● GIVEN TASK: Copy each line containing the word "POSE" from the records that follow, please.
============================================================
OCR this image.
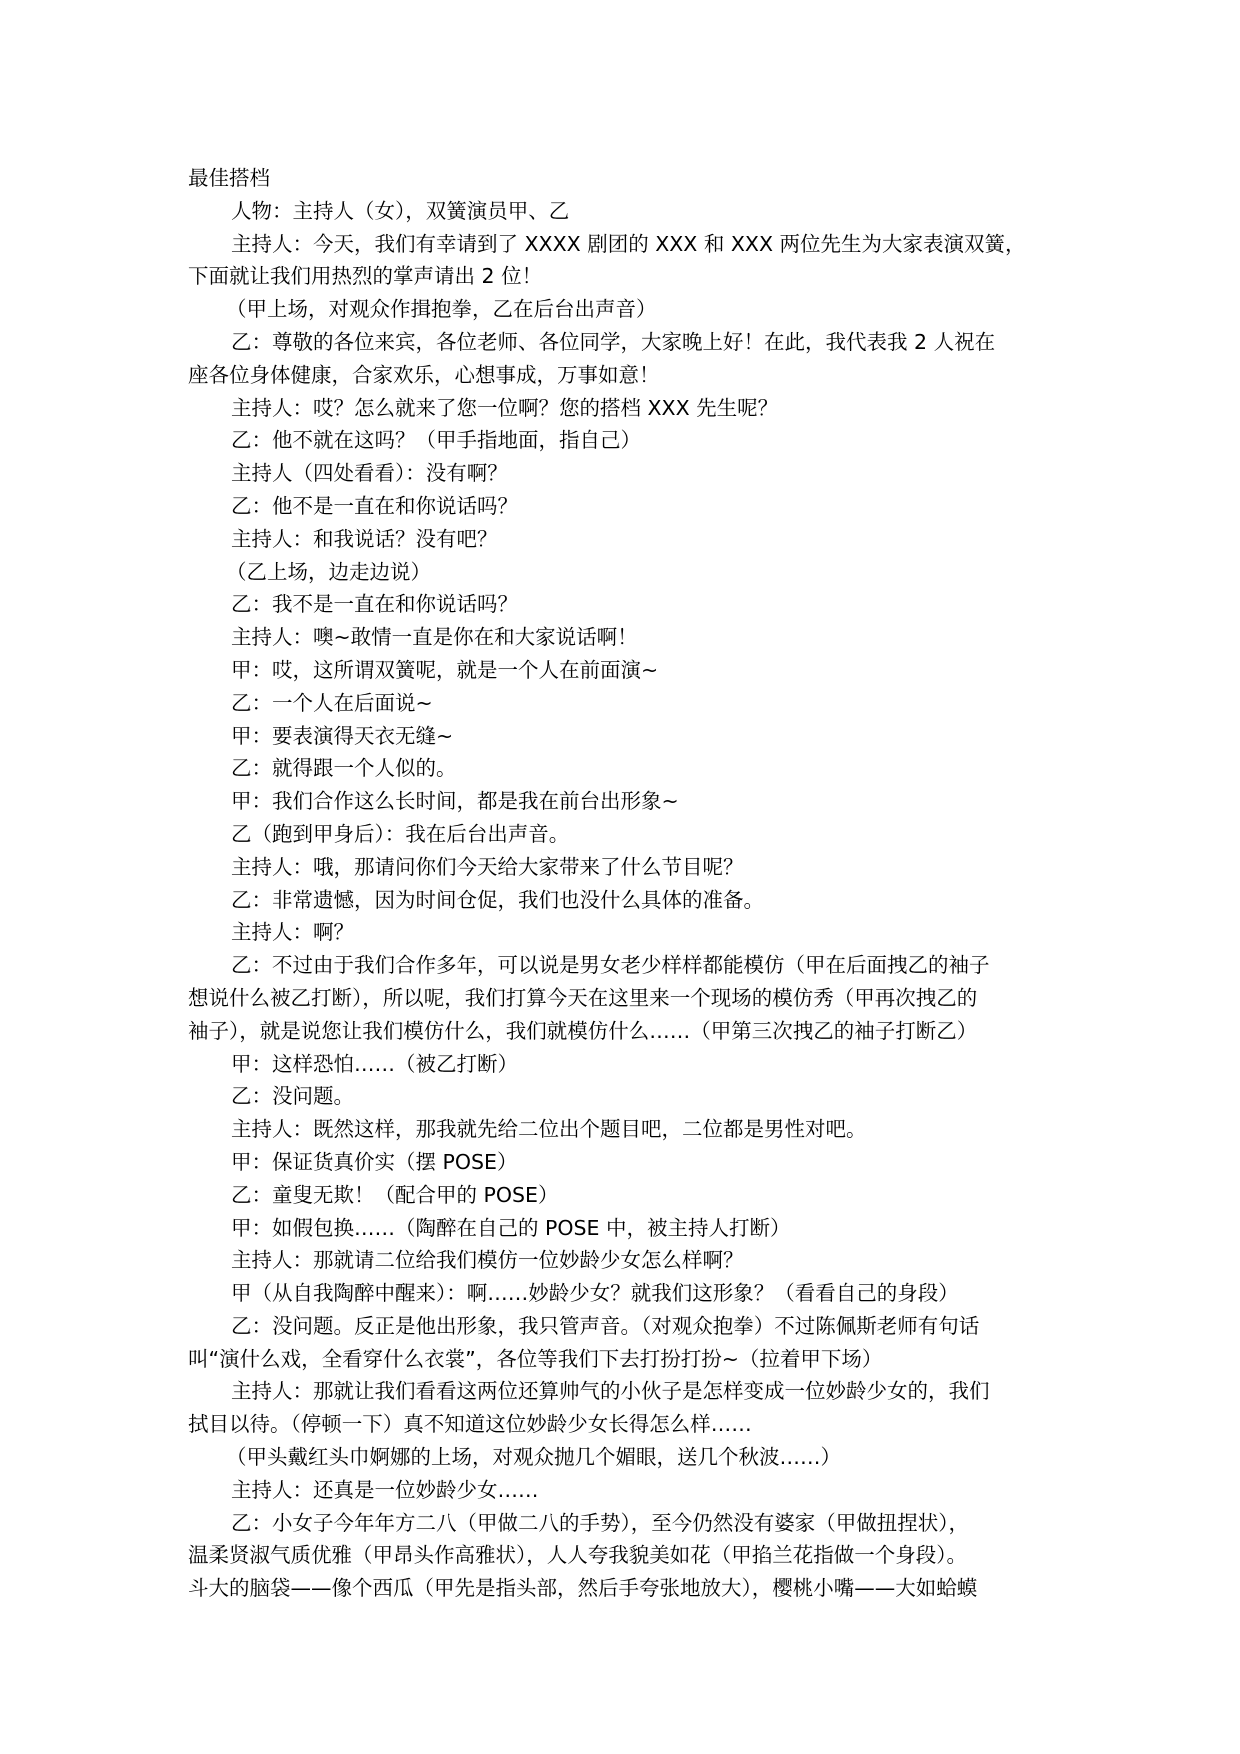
最佳搭档

人物：主持人（女），双簧演员甲、乙

主持人：今天，我们有幸请到了 XXXX 剧团的 XXX 和 XXX 两位先生为大家表演双簧，
下面就让我们用热烈的掌声请出 2 位！

（甲上场，对观众作揖抱拳，乙在后台出声音）

乙：尊敬的各位来宾，各位老师、各位同学，大家晚上好！在此，我代表我 2 人祝在
座各位身体健康，合家欢乐，心想事成，万事如意！

主持人：哎？怎么就来了您一位啊？您的搭档 XXX 先生呢？

乙：他不就在这吗？（甲手指地面，指自己）

主持人（四处看看）：没有啊？

乙：他不是一直在和你说话吗？

主持人：和我说话？没有吧？

（乙上场，边走边说）

乙：我不是一直在和你说话吗？

主持人：噢~敢情一直是你在和大家说话啊！

甲：哎，这所谓双簧呢，就是一个人在前面演~

乙：一个人在后面说~

甲：要表演得天衣无缝~

乙：就得跟一个人似的。

甲：我们合作这么长时间，都是我在前台出形象~

乙（跑到甲身后）：我在后台出声音。

主持人：哦，那请问你们今天给大家带来了什么节目呢？

乙：非常遗憾，因为时间仓促，我们也没什么具体的准备。

主持人：啊？

乙：不过由于我们合作多年，可以说是男女老少样样都能模仿（甲在后面拽乙的袖子
想说什么被乙打断），所以呢，我们打算今天在这里来一个现场的模仿秀（甲再次拽乙的
袖子），就是说您让我们模仿什么，我们就模仿什么……（甲第三次拽乙的袖子打断乙）

甲：这样恐怕……（被乙打断）

乙：没问题。

主持人：既然这样，那我就先给二位出个题目吧，二位都是男性对吧。

甲：保证货真价实（摆 POSE）

乙：童叟无欺！（配合甲的 POSE）

甲：如假包换……（陶醉在自己的 POSE 中，被主持人打断）

主持人：那就请二位给我们模仿一位妙龄少女怎么样啊？

甲（从自我陶醉中醒来）：啊……妙龄少女？就我们这形象？（看看自己的身段）

乙：没问题。反正是他出形象，我只管声音。（对观众抱拳）不过陈佩斯老师有句话
叫“演什么戏，全看穿什么衣裳”，各位等我们下去打扮打扮~（拉着甲下场）

主持人：那就让我们看看这两位还算帅气的小伙子是怎样变成一位妙龄少女的，我们
拭目以待。（停顿一下）真不知道这位妙龄少女长得怎么样……

（甲头戴红头巾婀娜的上场，对观众抛几个媚眼，送几个秋波……）

主持人：还真是一位妙龄少女……

乙：小女子今年年方二八（甲做二八的手势），至今仍然没有婆家（甲做扭捏状），
温柔贤淑气质优雅（甲昂头作高雅状），人人夸我貌美如花（甲掐兰花指做一个身段）。
斗大的脑袋——像个西瓜（甲先是指头部，然后手夸张地放大），樱桃小嘴——大如蛤蟆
============================================================
● FINAL RESULT:
甲：保证货真价实（摆 POSE）
乙：童叟无欺！（配合甲的 POSE）
甲：如假包换……（陶醉在自己的 POSE 中，被主持人打断）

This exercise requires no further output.